[Set task]: Reproduce every entry exactly and leave its pictures out.

[Supplied material]:
□ □ □ □ □

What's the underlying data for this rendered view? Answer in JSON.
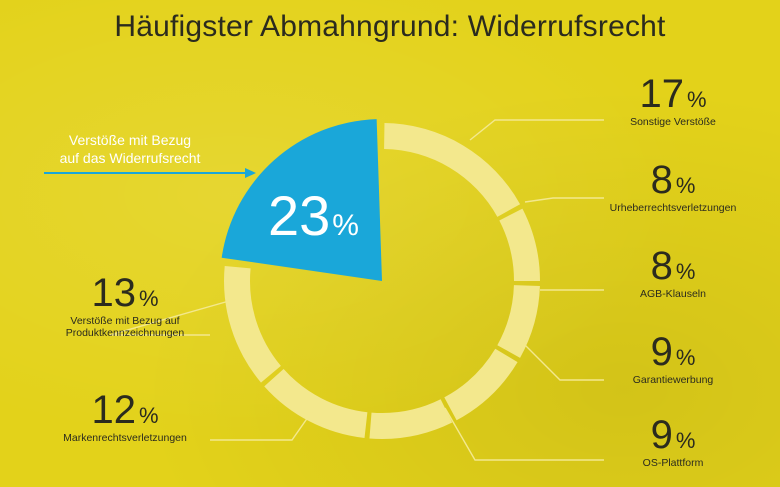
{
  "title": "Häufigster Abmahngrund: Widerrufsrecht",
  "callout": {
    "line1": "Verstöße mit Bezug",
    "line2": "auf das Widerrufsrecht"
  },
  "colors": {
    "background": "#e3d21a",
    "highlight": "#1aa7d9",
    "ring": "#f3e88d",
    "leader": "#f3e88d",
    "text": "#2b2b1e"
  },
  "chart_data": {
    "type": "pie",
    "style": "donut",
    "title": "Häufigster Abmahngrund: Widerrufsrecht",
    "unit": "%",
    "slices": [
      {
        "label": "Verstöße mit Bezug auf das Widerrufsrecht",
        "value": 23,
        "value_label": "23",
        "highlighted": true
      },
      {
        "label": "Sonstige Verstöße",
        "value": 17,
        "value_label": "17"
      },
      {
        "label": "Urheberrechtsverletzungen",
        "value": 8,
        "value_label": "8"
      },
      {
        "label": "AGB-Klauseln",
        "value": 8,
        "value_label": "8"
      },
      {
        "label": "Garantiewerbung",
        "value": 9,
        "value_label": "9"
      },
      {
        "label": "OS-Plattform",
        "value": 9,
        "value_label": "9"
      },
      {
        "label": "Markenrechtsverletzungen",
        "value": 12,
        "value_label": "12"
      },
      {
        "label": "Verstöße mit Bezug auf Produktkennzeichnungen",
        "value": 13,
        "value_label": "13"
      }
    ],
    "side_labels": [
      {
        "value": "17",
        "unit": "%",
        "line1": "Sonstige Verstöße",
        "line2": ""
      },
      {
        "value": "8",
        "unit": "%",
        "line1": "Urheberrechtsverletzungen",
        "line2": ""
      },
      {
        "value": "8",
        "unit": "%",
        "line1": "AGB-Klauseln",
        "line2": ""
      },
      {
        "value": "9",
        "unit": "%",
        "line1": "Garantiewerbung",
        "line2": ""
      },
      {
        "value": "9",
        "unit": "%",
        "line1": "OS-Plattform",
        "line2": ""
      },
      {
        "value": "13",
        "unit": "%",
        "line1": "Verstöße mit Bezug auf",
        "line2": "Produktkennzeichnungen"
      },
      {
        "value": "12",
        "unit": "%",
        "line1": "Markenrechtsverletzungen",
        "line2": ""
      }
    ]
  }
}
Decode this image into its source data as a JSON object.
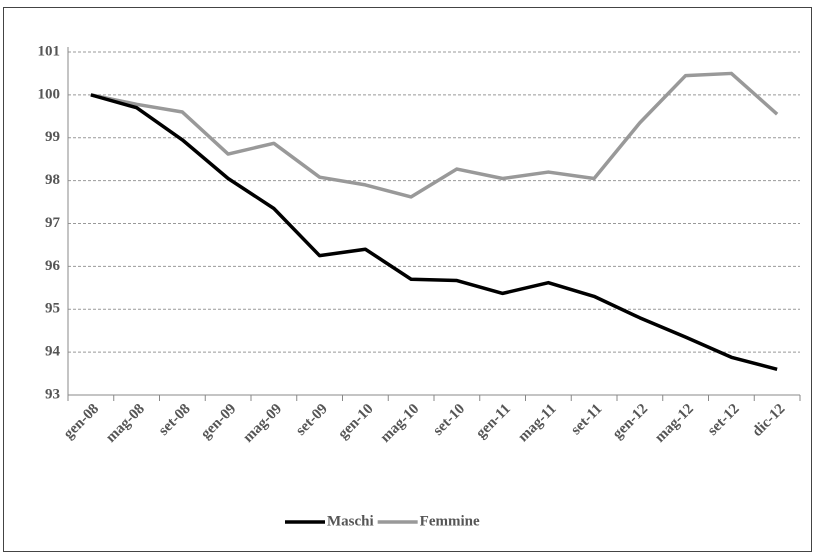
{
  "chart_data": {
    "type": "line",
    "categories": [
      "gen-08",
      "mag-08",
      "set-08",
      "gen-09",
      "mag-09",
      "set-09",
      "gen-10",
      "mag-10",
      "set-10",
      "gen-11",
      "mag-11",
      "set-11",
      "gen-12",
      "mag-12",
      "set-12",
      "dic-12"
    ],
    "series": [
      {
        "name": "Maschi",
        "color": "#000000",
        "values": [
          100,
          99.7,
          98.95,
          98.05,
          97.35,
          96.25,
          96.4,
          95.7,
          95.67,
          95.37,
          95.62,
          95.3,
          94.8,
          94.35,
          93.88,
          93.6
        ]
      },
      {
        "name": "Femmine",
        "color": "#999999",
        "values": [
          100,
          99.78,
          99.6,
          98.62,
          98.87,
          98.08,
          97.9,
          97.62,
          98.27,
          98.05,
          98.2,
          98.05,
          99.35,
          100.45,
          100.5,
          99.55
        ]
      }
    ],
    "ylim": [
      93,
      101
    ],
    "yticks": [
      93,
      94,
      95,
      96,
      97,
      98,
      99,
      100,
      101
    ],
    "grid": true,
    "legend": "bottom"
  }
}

□ □ □ □ □

[In response]:
What's the underlying data for this rendered view? Answer in JSON.
{
  "title": "Häufigster Abmahngrund: Widerrufsrecht",
  "callout": {
    "line1": "Verstöße mit Bezug",
    "line2": "auf das Widerrufsrecht"
  },
  "colors": {
    "background": "#e3d21a",
    "highlight": "#1aa7d9",
    "ring": "#f3e88d",
    "leader": "#f3e88d",
    "text": "#2b2b1e"
  },
  "chart_data": {
    "type": "pie",
    "style": "donut",
    "title": "Häufigster Abmahngrund: Widerrufsrecht",
    "unit": "%",
    "slices": [
      {
        "label": "Verstöße mit Bezug auf das Widerrufsrecht",
        "value": 23,
        "value_label": "23",
        "highlighted": true
      },
      {
        "label": "Sonstige Verstöße",
        "value": 17,
        "value_label": "17"
      },
      {
        "label": "Urheberrechtsverletzungen",
        "value": 8,
        "value_label": "8"
      },
      {
        "label": "AGB-Klauseln",
        "value": 8,
        "value_label": "8"
      },
      {
        "label": "Garantiewerbung",
        "value": 9,
        "value_label": "9"
      },
      {
        "label": "OS-Plattform",
        "value": 9,
        "value_label": "9"
      },
      {
        "label": "Markenrechtsverletzungen",
        "value": 12,
        "value_label": "12"
      },
      {
        "label": "Verstöße mit Bezug auf Produktkennzeichnungen",
        "value": 13,
        "value_label": "13"
      }
    ],
    "side_labels": [
      {
        "value": "17",
        "unit": "%",
        "line1": "Sonstige Verstöße",
        "line2": ""
      },
      {
        "value": "8",
        "unit": "%",
        "line1": "Urheberrechtsverletzungen",
        "line2": ""
      },
      {
        "value": "8",
        "unit": "%",
        "line1": "AGB-Klauseln",
        "line2": ""
      },
      {
        "value": "9",
        "unit": "%",
        "line1": "Garantiewerbung",
        "line2": ""
      },
      {
        "value": "9",
        "unit": "%",
        "line1": "OS-Plattform",
        "line2": ""
      },
      {
        "value": "13",
        "unit": "%",
        "line1": "Verstöße mit Bezug auf",
        "line2": "Produktkennzeichnungen"
      },
      {
        "value": "12",
        "unit": "%",
        "line1": "Markenrechtsverletzungen",
        "line2": ""
      }
    ]
  }
}
Decode this image into its source data as a JSON object.
{
  "chart_data": {
    "type": "line",
    "categories": [
      "gen-08",
      "mag-08",
      "set-08",
      "gen-09",
      "mag-09",
      "set-09",
      "gen-10",
      "mag-10",
      "set-10",
      "gen-11",
      "mag-11",
      "set-11",
      "gen-12",
      "mag-12",
      "set-12",
      "dic-12"
    ],
    "series": [
      {
        "name": "Maschi",
        "color": "#000000",
        "values": [
          100,
          99.7,
          98.95,
          98.05,
          97.35,
          96.25,
          96.4,
          95.7,
          95.67,
          95.37,
          95.62,
          95.3,
          94.8,
          94.35,
          93.88,
          93.6
        ]
      },
      {
        "name": "Femmine",
        "color": "#999999",
        "values": [
          100,
          99.78,
          99.6,
          98.62,
          98.87,
          98.08,
          97.9,
          97.62,
          98.27,
          98.05,
          98.2,
          98.05,
          99.35,
          100.45,
          100.5,
          99.55
        ]
      }
    ],
    "ylim": [
      93,
      101
    ],
    "yticks": [
      93,
      94,
      95,
      96,
      97,
      98,
      99,
      100,
      101
    ],
    "grid": true,
    "legend": "bottom"
  }
}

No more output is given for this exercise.